» Directive
Your task is to count the lines of the entries below that include the word "http" and to give only the resulting number.
==== Records for processing
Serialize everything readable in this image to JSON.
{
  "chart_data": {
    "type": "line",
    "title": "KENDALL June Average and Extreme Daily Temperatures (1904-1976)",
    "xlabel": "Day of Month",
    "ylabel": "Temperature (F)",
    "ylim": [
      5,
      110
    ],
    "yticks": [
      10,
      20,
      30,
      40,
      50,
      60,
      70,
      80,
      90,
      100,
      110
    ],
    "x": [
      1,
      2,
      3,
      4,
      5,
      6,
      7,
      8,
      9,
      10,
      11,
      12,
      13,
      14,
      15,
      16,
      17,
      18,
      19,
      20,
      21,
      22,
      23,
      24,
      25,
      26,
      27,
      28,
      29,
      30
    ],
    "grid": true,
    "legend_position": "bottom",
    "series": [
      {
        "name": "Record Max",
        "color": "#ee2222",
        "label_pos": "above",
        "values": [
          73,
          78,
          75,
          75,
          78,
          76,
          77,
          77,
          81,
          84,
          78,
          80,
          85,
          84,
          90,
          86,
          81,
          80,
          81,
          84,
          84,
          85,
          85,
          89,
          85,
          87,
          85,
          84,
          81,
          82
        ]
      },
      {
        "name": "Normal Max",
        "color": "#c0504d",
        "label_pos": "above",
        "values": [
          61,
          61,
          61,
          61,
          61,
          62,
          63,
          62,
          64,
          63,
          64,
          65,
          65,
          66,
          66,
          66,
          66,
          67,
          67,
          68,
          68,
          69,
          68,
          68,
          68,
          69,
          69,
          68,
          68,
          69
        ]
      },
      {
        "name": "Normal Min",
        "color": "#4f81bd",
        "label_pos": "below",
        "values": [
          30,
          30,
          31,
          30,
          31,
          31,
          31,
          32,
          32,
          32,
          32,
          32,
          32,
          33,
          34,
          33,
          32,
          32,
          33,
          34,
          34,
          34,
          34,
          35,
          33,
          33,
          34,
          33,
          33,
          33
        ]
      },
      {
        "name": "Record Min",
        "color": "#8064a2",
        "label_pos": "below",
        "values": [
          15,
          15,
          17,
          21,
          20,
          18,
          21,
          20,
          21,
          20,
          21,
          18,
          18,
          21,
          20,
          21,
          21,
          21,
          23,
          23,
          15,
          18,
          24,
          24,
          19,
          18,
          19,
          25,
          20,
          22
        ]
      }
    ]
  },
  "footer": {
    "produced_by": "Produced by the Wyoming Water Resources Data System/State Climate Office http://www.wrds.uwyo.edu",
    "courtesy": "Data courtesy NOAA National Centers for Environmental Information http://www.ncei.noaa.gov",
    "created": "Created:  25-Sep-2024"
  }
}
========
» Solution below
2